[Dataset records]

((

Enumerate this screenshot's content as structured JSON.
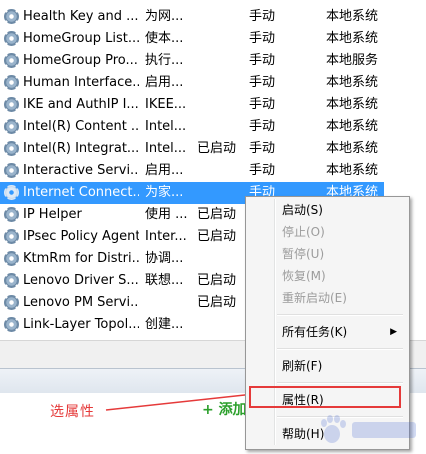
{
  "services": [
    {
      "name": "Health Key and ...",
      "desc": "为网...",
      "status": "",
      "startup": "手动",
      "logon": "本地系统"
    },
    {
      "name": "HomeGroup List...",
      "desc": "使本...",
      "status": "",
      "startup": "手动",
      "logon": "本地系统"
    },
    {
      "name": "HomeGroup Pro...",
      "desc": "执行...",
      "status": "",
      "startup": "手动",
      "logon": "本地服务"
    },
    {
      "name": "Human Interface...",
      "desc": "启用...",
      "status": "",
      "startup": "手动",
      "logon": "本地系统"
    },
    {
      "name": "IKE and AuthIP I...",
      "desc": "IKEE...",
      "status": "",
      "startup": "手动",
      "logon": "本地系统"
    },
    {
      "name": "Intel(R) Content ...",
      "desc": "Intel...",
      "status": "",
      "startup": "手动",
      "logon": "本地系统"
    },
    {
      "name": "Intel(R) Integrat...",
      "desc": "Intel...",
      "status": "已启动",
      "startup": "手动",
      "logon": "本地系统"
    },
    {
      "name": "Interactive Servi...",
      "desc": "启用...",
      "status": "",
      "startup": "手动",
      "logon": "本地系统"
    },
    {
      "name": "Internet Connect...",
      "desc": "为家...",
      "status": "",
      "startup": "手动",
      "logon": "本地系统",
      "selected": true
    },
    {
      "name": "IP Helper",
      "desc": "使用 ...",
      "status": "已启动",
      "startup": "",
      "logon": ""
    },
    {
      "name": "IPsec Policy Agent",
      "desc": "Inter...",
      "status": "已启动",
      "startup": "",
      "logon": ""
    },
    {
      "name": "KtmRm for Distri...",
      "desc": "协调...",
      "status": "",
      "startup": "",
      "logon": ""
    },
    {
      "name": "Lenovo Driver S...",
      "desc": "联想...",
      "status": "已启动",
      "startup": "",
      "logon": ""
    },
    {
      "name": "Lenovo PM Servi...",
      "desc": "",
      "status": "已启动",
      "startup": "",
      "logon": ""
    },
    {
      "name": "Link-Layer Topol...",
      "desc": "创建...",
      "status": "",
      "startup": "",
      "logon": ""
    }
  ],
  "context_menu": {
    "items": [
      {
        "label": "启动(S)",
        "enabled": true
      },
      {
        "label": "停止(O)",
        "enabled": false
      },
      {
        "label": "暂停(U)",
        "enabled": false
      },
      {
        "label": "恢复(M)",
        "enabled": false
      },
      {
        "label": "重新启动(E)",
        "enabled": false
      },
      {
        "separator": true
      },
      {
        "label": "所有任务(K)",
        "enabled": true,
        "submenu": true
      },
      {
        "separator": true
      },
      {
        "label": "刷新(F)",
        "enabled": true
      },
      {
        "separator": true
      },
      {
        "label": "属性(R)",
        "enabled": true,
        "highlighted": true
      },
      {
        "separator": true
      },
      {
        "label": "帮助(H)",
        "enabled": true
      }
    ],
    "submenu_arrow": "▶"
  },
  "annotation": {
    "label": "选属性",
    "color": "#e53a3a"
  },
  "bottom": {
    "add_link": "+ 添加"
  },
  "colors": {
    "selection": "#3399ff",
    "highlight_border": "#e53a3a",
    "add_link": "#2ca02c"
  },
  "watermark_icon": "baidu-paw-icon"
}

))

* [WHAT IS REQUIRED]:
Go through the listing above and write it out again exactly, dropping the pictures.

* [WRITTEN SOLUTION]:
Enumerate this screenshot's content as structured JSON.
{
  "services": [
    {
      "name": "Health Key and ...",
      "desc": "为网...",
      "status": "",
      "startup": "手动",
      "logon": "本地系统"
    },
    {
      "name": "HomeGroup List...",
      "desc": "使本...",
      "status": "",
      "startup": "手动",
      "logon": "本地系统"
    },
    {
      "name": "HomeGroup Pro...",
      "desc": "执行...",
      "status": "",
      "startup": "手动",
      "logon": "本地服务"
    },
    {
      "name": "Human Interface...",
      "desc": "启用...",
      "status": "",
      "startup": "手动",
      "logon": "本地系统"
    },
    {
      "name": "IKE and AuthIP I...",
      "desc": "IKEE...",
      "status": "",
      "startup": "手动",
      "logon": "本地系统"
    },
    {
      "name": "Intel(R) Content ...",
      "desc": "Intel...",
      "status": "",
      "startup": "手动",
      "logon": "本地系统"
    },
    {
      "name": "Intel(R) Integrat...",
      "desc": "Intel...",
      "status": "已启动",
      "startup": "手动",
      "logon": "本地系统"
    },
    {
      "name": "Interactive Servi...",
      "desc": "启用...",
      "status": "",
      "startup": "手动",
      "logon": "本地系统"
    },
    {
      "name": "Internet Connect...",
      "desc": "为家...",
      "status": "",
      "startup": "手动",
      "logon": "本地系统",
      "selected": true
    },
    {
      "name": "IP Helper",
      "desc": "使用 ...",
      "status": "已启动",
      "startup": "",
      "logon": ""
    },
    {
      "name": "IPsec Policy Agent",
      "desc": "Inter...",
      "status": "已启动",
      "startup": "",
      "logon": ""
    },
    {
      "name": "KtmRm for Distri...",
      "desc": "协调...",
      "status": "",
      "startup": "",
      "logon": ""
    },
    {
      "name": "Lenovo Driver S...",
      "desc": "联想...",
      "status": "已启动",
      "startup": "",
      "logon": ""
    },
    {
      "name": "Lenovo PM Servi...",
      "desc": "",
      "status": "已启动",
      "startup": "",
      "logon": ""
    },
    {
      "name": "Link-Layer Topol...",
      "desc": "创建...",
      "status": "",
      "startup": "",
      "logon": ""
    }
  ],
  "context_menu": {
    "items": [
      {
        "label": "启动(S)",
        "enabled": true
      },
      {
        "label": "停止(O)",
        "enabled": false
      },
      {
        "label": "暂停(U)",
        "enabled": false
      },
      {
        "label": "恢复(M)",
        "enabled": false
      },
      {
        "label": "重新启动(E)",
        "enabled": false
      },
      {
        "separator": true
      },
      {
        "label": "所有任务(K)",
        "enabled": true,
        "submenu": true
      },
      {
        "separator": true
      },
      {
        "label": "刷新(F)",
        "enabled": true
      },
      {
        "separator": true
      },
      {
        "label": "属性(R)",
        "enabled": true,
        "highlighted": true
      },
      {
        "separator": true
      },
      {
        "label": "帮助(H)",
        "enabled": true
      }
    ],
    "submenu_arrow": "▶"
  },
  "annotation": {
    "label": "选属性",
    "color": "#e53a3a"
  },
  "bottom": {
    "add_link": "+ 添加"
  },
  "colors": {
    "selection": "#3399ff",
    "highlight_border": "#e53a3a",
    "add_link": "#2ca02c"
  },
  "watermark_icon": "baidu-paw-icon"
}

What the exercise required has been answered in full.